## PROVIDED RECORDS
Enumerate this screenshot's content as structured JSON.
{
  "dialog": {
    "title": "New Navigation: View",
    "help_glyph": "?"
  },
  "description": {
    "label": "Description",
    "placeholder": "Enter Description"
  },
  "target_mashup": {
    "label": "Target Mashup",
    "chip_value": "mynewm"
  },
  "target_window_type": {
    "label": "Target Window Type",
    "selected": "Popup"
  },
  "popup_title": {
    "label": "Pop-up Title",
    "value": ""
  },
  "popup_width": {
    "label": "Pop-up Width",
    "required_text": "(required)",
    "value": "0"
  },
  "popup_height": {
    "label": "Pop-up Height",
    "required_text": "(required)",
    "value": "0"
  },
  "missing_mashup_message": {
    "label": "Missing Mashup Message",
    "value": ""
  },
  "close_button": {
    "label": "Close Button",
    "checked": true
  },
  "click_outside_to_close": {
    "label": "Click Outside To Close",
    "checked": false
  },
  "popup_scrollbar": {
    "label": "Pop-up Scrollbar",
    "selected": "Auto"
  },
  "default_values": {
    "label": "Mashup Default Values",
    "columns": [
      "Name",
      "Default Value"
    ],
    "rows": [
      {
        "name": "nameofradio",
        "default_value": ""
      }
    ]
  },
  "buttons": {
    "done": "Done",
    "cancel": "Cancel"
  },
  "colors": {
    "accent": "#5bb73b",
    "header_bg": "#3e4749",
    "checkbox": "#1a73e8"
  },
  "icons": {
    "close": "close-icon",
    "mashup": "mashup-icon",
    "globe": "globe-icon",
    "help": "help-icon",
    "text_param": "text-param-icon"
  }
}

## WRITTEN EXERCISE
Output all of the material exactly as written.

## TASK RESPONSE
Enumerate this screenshot's content as structured JSON.
{
  "dialog": {
    "title": "New Navigation: View",
    "help_glyph": "?"
  },
  "description": {
    "label": "Description",
    "placeholder": "Enter Description"
  },
  "target_mashup": {
    "label": "Target Mashup",
    "chip_value": "mynewm"
  },
  "target_window_type": {
    "label": "Target Window Type",
    "selected": "Popup"
  },
  "popup_title": {
    "label": "Pop-up Title",
    "value": ""
  },
  "popup_width": {
    "label": "Pop-up Width",
    "required_text": "(required)",
    "value": "0"
  },
  "popup_height": {
    "label": "Pop-up Height",
    "required_text": "(required)",
    "value": "0"
  },
  "missing_mashup_message": {
    "label": "Missing Mashup Message",
    "value": ""
  },
  "close_button": {
    "label": "Close Button",
    "checked": true
  },
  "click_outside_to_close": {
    "label": "Click Outside To Close",
    "checked": false
  },
  "popup_scrollbar": {
    "label": "Pop-up Scrollbar",
    "selected": "Auto"
  },
  "default_values": {
    "label": "Mashup Default Values",
    "columns": [
      "Name",
      "Default Value"
    ],
    "rows": [
      {
        "name": "nameofradio",
        "default_value": ""
      }
    ]
  },
  "buttons": {
    "done": "Done",
    "cancel": "Cancel"
  },
  "colors": {
    "accent": "#5bb73b",
    "header_bg": "#3e4749",
    "checkbox": "#1a73e8"
  },
  "icons": {
    "close": "close-icon",
    "mashup": "mashup-icon",
    "globe": "globe-icon",
    "help": "help-icon",
    "text_param": "text-param-icon"
  }
}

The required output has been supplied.